TASK TO CARRY OUT:
Check each line for the string "large", then give only how many lines have it.

AVAILABLE DATA:
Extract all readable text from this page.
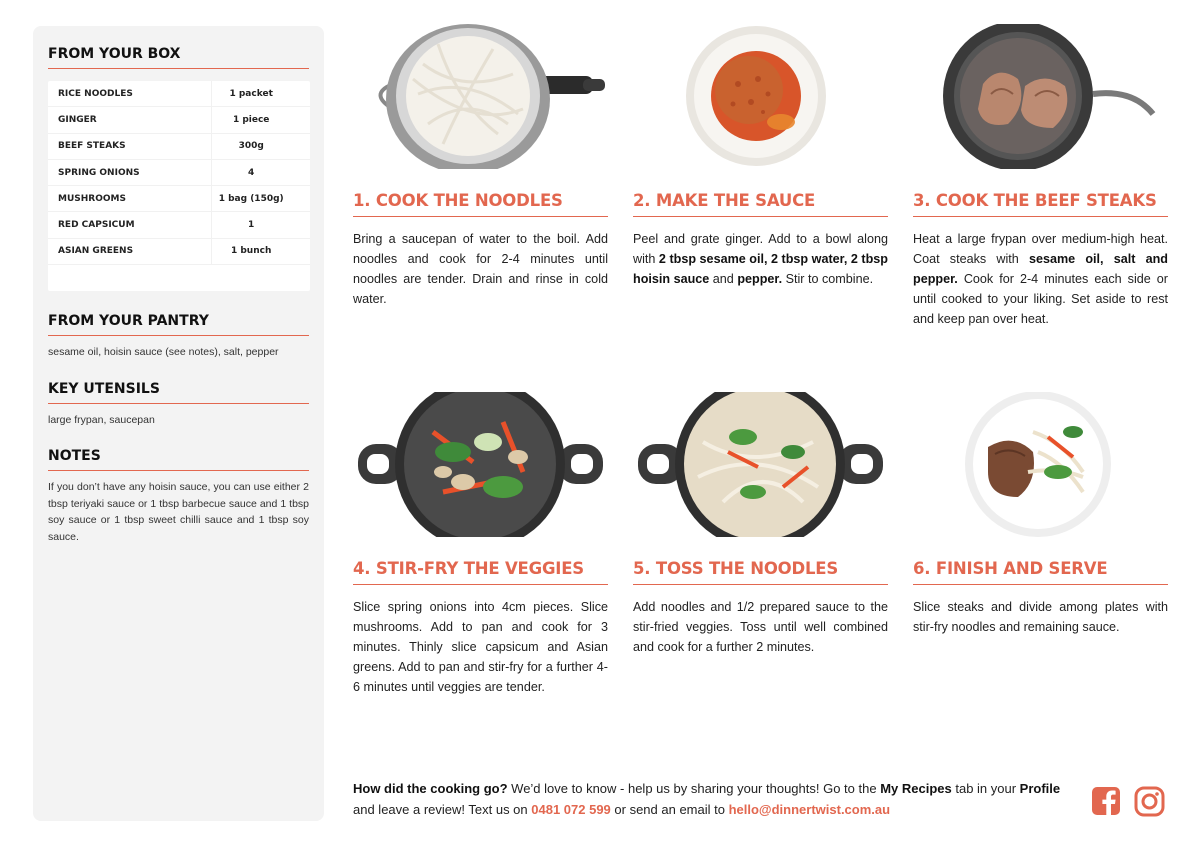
FROM YOUR BOX
RICE NOODLES	1 packet
GINGER	1 piece
BEEF STEAKS	300g
SPRING ONIONS	4
MUSHROOMS	1 bag (150g)
RED CAPSICUM	1
ASIAN GREENS	1 bunch
FROM YOUR PANTRY
sesame oil, hoisin sauce (see notes), salt, pepper
KEY UTENSILS
large frypan, saucepan
NOTES
If you don’t have any hoisin sauce, you can use either 2 tbsp teriyaki sauce or 1 tbsp barbecue sauce and 1 tbsp soy sauce or 1 tbsp sweet chilli sauce and 1 tbsp soy sauce.
1. COOK THE NOODLES
Bring a saucepan of water to the boil. Add noodles and cook for 2-4 minutes until noodles are tender. Drain and rinse in cold water.
2. MAKE THE SAUCE
Peel and grate ginger. Add to a bowl along with 2 tbsp sesame oil, 2 tbsp water, 2 tbsp hoisin sauce and pepper. Stir to combine.
3. COOK THE BEEF STEAKS
Heat a large frypan over medium-high heat. Coat steaks with sesame oil, salt and pepper. Cook for 2-4 minutes each side or until cooked to your liking. Set aside to rest and keep pan over heat.
4. STIR-FRY THE VEGGIES
Slice spring onions into 4cm pieces. Slice mushrooms. Add to pan and cook for 3 minutes. Thinly slice capsicum and Asian greens. Add to pan and stir-fry for a further 4-6 minutes until veggies are tender.
5. TOSS THE NOODLES
Add noodles and 1/2 prepared sauce to the stir-fried veggies. Toss until well combined and cook for a further 2 minutes.
6. FINISH AND SERVE
Slice steaks and divide among plates with stir-fry noodles and remaining sauce.
How did the cooking go? We’d love to know - help us by sharing your thoughts! Go to the My Recipes tab in your Profile and leave a review! Text us on 0481 072 599 or send an email to hello@dinnertwist.com.au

COMPLETED EXERCISE:
2